-- Start Data for this exercise --
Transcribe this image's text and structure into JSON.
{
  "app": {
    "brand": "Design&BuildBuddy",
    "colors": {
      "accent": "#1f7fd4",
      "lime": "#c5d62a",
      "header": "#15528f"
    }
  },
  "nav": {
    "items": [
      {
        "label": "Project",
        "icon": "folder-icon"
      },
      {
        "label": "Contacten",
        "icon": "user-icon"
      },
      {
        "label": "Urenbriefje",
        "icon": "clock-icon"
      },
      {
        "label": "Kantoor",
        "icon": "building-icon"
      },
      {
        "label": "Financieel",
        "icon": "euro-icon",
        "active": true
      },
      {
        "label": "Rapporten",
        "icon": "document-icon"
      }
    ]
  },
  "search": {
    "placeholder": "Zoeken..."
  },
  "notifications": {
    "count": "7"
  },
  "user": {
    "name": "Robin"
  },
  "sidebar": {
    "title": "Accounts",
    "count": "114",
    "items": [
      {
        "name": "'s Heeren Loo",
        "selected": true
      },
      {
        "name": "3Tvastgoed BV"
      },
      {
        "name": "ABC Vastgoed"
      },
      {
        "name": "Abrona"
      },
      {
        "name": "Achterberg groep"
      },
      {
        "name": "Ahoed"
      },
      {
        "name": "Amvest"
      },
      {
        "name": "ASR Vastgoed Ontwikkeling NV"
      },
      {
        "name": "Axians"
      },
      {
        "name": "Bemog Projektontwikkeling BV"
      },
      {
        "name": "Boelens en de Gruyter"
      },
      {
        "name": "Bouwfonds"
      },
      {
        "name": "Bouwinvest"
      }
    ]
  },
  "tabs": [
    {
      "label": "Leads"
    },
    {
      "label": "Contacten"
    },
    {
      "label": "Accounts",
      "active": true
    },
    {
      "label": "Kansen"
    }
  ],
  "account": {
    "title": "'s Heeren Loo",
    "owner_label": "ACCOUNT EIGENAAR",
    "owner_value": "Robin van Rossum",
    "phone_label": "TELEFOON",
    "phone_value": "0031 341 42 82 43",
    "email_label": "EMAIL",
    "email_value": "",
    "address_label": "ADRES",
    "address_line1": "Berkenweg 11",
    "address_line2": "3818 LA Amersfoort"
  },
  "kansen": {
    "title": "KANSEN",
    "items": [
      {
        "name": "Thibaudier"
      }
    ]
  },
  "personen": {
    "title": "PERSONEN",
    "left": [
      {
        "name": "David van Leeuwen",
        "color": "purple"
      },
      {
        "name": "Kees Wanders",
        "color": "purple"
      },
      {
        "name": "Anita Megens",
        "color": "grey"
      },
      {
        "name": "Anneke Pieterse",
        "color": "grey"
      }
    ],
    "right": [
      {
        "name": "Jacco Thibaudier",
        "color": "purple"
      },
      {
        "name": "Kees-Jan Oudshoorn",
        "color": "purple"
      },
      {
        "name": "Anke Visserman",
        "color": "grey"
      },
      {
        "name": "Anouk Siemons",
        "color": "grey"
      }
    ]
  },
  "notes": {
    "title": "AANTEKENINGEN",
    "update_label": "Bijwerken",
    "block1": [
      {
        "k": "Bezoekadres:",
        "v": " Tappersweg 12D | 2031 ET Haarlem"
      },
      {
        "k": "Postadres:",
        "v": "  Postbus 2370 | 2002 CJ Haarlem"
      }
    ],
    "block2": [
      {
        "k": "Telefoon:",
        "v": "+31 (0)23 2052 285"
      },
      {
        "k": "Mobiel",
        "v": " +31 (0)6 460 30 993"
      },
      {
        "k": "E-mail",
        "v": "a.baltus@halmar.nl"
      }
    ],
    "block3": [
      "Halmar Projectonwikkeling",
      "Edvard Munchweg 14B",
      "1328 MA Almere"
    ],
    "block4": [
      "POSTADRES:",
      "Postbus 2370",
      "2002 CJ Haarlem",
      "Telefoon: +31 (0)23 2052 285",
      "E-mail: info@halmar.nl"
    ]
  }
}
-- End Data for this exercise --
■ **Directions**: Extract the complete listing verbatim.

■ **Written reply**:
Transcribe this image's text and structure into JSON.
{
  "app": {
    "brand": "Design&BuildBuddy",
    "colors": {
      "accent": "#1f7fd4",
      "lime": "#c5d62a",
      "header": "#15528f"
    }
  },
  "nav": {
    "items": [
      {
        "label": "Project",
        "icon": "folder-icon"
      },
      {
        "label": "Contacten",
        "icon": "user-icon"
      },
      {
        "label": "Urenbriefje",
        "icon": "clock-icon"
      },
      {
        "label": "Kantoor",
        "icon": "building-icon"
      },
      {
        "label": "Financieel",
        "icon": "euro-icon",
        "active": true
      },
      {
        "label": "Rapporten",
        "icon": "document-icon"
      }
    ]
  },
  "search": {
    "placeholder": "Zoeken..."
  },
  "notifications": {
    "count": "7"
  },
  "user": {
    "name": "Robin"
  },
  "sidebar": {
    "title": "Accounts",
    "count": "114",
    "items": [
      {
        "name": "'s Heeren Loo",
        "selected": true
      },
      {
        "name": "3Tvastgoed BV"
      },
      {
        "name": "ABC Vastgoed"
      },
      {
        "name": "Abrona"
      },
      {
        "name": "Achterberg groep"
      },
      {
        "name": "Ahoed"
      },
      {
        "name": "Amvest"
      },
      {
        "name": "ASR Vastgoed Ontwikkeling NV"
      },
      {
        "name": "Axians"
      },
      {
        "name": "Bemog Projektontwikkeling BV"
      },
      {
        "name": "Boelens en de Gruyter"
      },
      {
        "name": "Bouwfonds"
      },
      {
        "name": "Bouwinvest"
      }
    ]
  },
  "tabs": [
    {
      "label": "Leads"
    },
    {
      "label": "Contacten"
    },
    {
      "label": "Accounts",
      "active": true
    },
    {
      "label": "Kansen"
    }
  ],
  "account": {
    "title": "'s Heeren Loo",
    "owner_label": "ACCOUNT EIGENAAR",
    "owner_value": "Robin van Rossum",
    "phone_label": "TELEFOON",
    "phone_value": "0031 341 42 82 43",
    "email_label": "EMAIL",
    "email_value": "",
    "address_label": "ADRES",
    "address_line1": "Berkenweg 11",
    "address_line2": "3818 LA Amersfoort"
  },
  "kansen": {
    "title": "KANSEN",
    "items": [
      {
        "name": "Thibaudier"
      }
    ]
  },
  "personen": {
    "title": "PERSONEN",
    "left": [
      {
        "name": "David van Leeuwen",
        "color": "purple"
      },
      {
        "name": "Kees Wanders",
        "color": "purple"
      },
      {
        "name": "Anita Megens",
        "color": "grey"
      },
      {
        "name": "Anneke Pieterse",
        "color": "grey"
      }
    ],
    "right": [
      {
        "name": "Jacco Thibaudier",
        "color": "purple"
      },
      {
        "name": "Kees-Jan Oudshoorn",
        "color": "purple"
      },
      {
        "name": "Anke Visserman",
        "color": "grey"
      },
      {
        "name": "Anouk Siemons",
        "color": "grey"
      }
    ]
  },
  "notes": {
    "title": "AANTEKENINGEN",
    "update_label": "Bijwerken",
    "block1": [
      {
        "k": "Bezoekadres:",
        "v": " Tappersweg 12D | 2031 ET Haarlem"
      },
      {
        "k": "Postadres:",
        "v": "  Postbus 2370 | 2002 CJ Haarlem"
      }
    ],
    "block2": [
      {
        "k": "Telefoon:",
        "v": "+31 (0)23 2052 285"
      },
      {
        "k": "Mobiel",
        "v": " +31 (0)6 460 30 993"
      },
      {
        "k": "E-mail",
        "v": "a.baltus@halmar.nl"
      }
    ],
    "block3": [
      "Halmar Projectonwikkeling",
      "Edvard Munchweg 14B",
      "1328 MA Almere"
    ],
    "block4": [
      "POSTADRES:",
      "Postbus 2370",
      "2002 CJ Haarlem",
      "Telefoon: +31 (0)23 2052 285",
      "E-mail: info@halmar.nl"
    ]
  }
}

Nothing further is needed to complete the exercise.